Task description: Write out every line below that includes the word "dans".

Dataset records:
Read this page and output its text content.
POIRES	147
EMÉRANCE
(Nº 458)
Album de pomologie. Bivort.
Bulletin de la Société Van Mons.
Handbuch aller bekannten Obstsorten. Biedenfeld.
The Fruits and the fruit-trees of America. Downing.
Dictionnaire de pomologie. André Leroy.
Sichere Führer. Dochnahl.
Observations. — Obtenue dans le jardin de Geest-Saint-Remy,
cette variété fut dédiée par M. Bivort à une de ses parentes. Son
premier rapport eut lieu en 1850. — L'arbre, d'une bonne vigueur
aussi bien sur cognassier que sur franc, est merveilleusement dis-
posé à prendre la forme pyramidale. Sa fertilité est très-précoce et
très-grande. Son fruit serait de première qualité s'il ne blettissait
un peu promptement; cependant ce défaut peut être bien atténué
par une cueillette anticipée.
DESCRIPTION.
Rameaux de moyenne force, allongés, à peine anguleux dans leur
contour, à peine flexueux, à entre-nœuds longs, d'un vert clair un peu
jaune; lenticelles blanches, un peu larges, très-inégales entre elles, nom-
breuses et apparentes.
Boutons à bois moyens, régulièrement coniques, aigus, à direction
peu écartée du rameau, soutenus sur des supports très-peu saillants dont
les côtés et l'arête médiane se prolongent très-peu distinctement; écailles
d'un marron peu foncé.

Exercise output:
Observations. — Obtenue dans le jardin de Geest-Saint-Remy,
Rameaux de moyenne force, allongés, à peine anguleux dans leur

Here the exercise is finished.